• YOUR INSTRUCTIONS: From the code cache mailing thread, quote everything from "RFR (M): 8006952: Slow" to "compile a method.", word for word.

• DOCUMENT SECTION:
RFR (M): 8006952: Slow VM due to excessive code cache freelist iteration

Tue Apr 16 13:44:38 PDT 2013

On 2013-04-16 20:39, Vladimir Kozlov wrote:
> I asked about changes in CompileBroker::compiler_thread_loop():
>
> 1584       if (CodeCache::unallocated_capacity() < 
> CodeCacheMinimumFreeSpace) {
> 1585         // the code cache is really full
> 1586         handle_full_code_cache();
>
> It is executed before we compile a method.
>
> For example, if we have a hot method at the end of codecache which is 
> used then the check above will prevent us from compiling any methods 
> even when codecache has enough space in the middle (a block on 
> free_list). Do I get it right?

No, the space on the free list is included in 
CodeCache::unallocated_capacity().

But we might have 1500k of really fragmented space on the free list, and 
nothing but the adapter/stub-reserved space in the heap. Then compiles 
will pass the check at 1584 and 1587, but later fail on 
bufferblob/nmethod allocation. But that case is handled by calls too 
handle_full_code_cache() at the allocation sites.

//N

>
> Thanks,
> Vladimir
>
> On 4/16/13 11:18 AM, Nils Eliasson wrote:
>> Yes.
>>
>> So its pretty much like it was before:
>>
>> 1) Try to allocate from the free list using best fit
>> 2) Allocate a new chunk from the code cache heap (always increasing,
>> reclaimed memory always goes to the free list)
>>
>> With the addition that for both 1 and 2, stubs and adapters have a
>> strict monopoly on the last 500k of address space. But they are
>> themselves free to be placed wherever possible, and will essentially
>> only use the last part as a last resort.
>>
>> I belive this will allow us to decrease the CodeCacheMinimumThreshold
>> since we now have strong guarantees that nmethods will not eat up or
>> fragment the last part. But that is for another change.
>>
>> Thanks for your time!
>> //Nils
>>
>>
>>
>>
>> On 2013-04-16 17:00, Vladimir Kozlov wrote:
>>> Looks good.
>>>
>>> Do I understand correctly that now we bailout from in compileBroker
>>> conservatively if no enough space at the end of code cache? But in a
>>> middle we could have a big free block. Right?
>>>
>>> Thanks,
>>> Vladimir
>>>
>>> On 4/16/13 3:16 AM, Nils Eliasson wrote:
>>>> Latest webrev: http://cr.openjdk.java.net/~neliasso/8006952/webrev.09/
>>>> <http://cr.openjdk.java.net/%7Eneliasso/8006952/webrev.09/>
>>>>
>>>> Updates after comments from Vladimir K. and Niclas.
>>>>
>>>> - Removed 'red_zone' naming and refined comments
>>>> - Refined naming in heap.cpp/hpp on conversion methods
>>>> size(...)/number_of_segments(...) to
>>>> size_to_segments(...)/segments_to_size(...)
>>>> - Bool flags as verbs (critical -> is_critical)
>>>> - Removed get_largest_block() and all its uses.

• DATA SECTION:
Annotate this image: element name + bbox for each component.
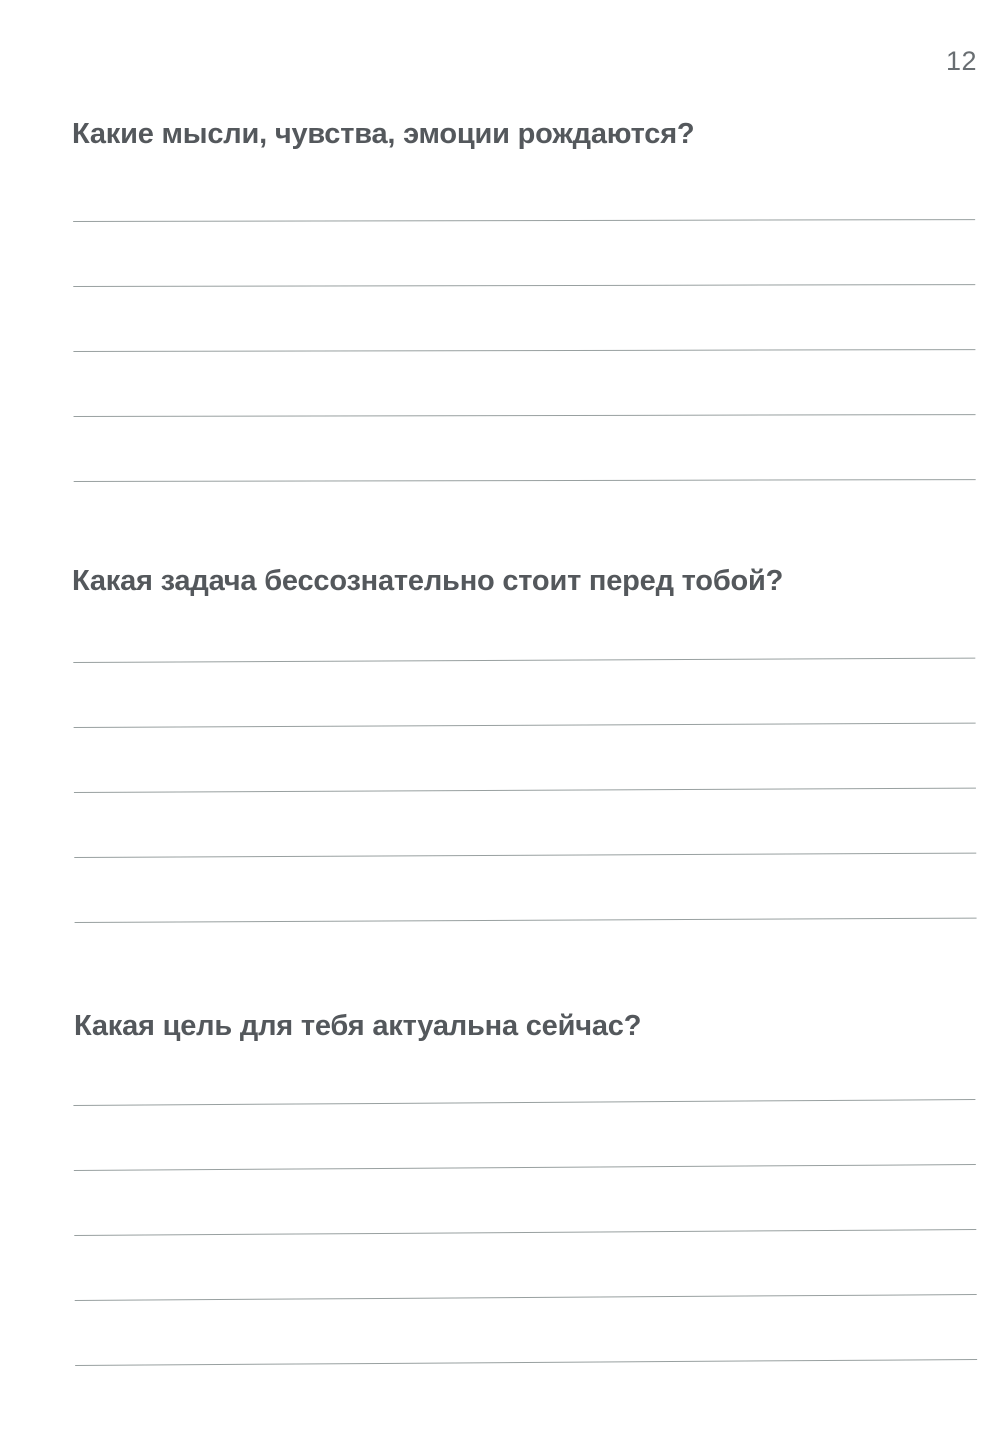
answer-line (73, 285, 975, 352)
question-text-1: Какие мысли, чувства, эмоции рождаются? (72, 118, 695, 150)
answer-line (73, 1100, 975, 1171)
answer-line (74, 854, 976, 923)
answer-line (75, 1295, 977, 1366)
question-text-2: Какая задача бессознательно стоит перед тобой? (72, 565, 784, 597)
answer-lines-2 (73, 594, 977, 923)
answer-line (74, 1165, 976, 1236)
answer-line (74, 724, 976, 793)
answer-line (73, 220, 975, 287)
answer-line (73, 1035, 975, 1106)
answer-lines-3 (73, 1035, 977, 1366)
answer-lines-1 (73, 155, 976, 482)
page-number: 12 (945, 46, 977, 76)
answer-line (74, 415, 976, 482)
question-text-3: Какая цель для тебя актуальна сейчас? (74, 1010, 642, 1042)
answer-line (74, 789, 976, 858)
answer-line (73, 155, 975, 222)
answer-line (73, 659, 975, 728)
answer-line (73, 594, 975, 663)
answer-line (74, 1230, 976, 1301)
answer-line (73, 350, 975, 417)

• SOLUTION FOR THIS EXERCISE:
RFR (M): 8006952: Slow VM due to excessive code cache freelist iteration

Tue Apr 16 13:44:38 PDT 2013

On 2013-04-16 20:39, Vladimir Kozlov wrote:
> I asked about changes in CompileBroker::compiler_thread_loop():
>
> 1584       if (CodeCache::unallocated_capacity() < 
> CodeCacheMinimumFreeSpace) {
> 1585         // the code cache is really full
> 1586         handle_full_code_cache();
>
> It is executed before we compile a method.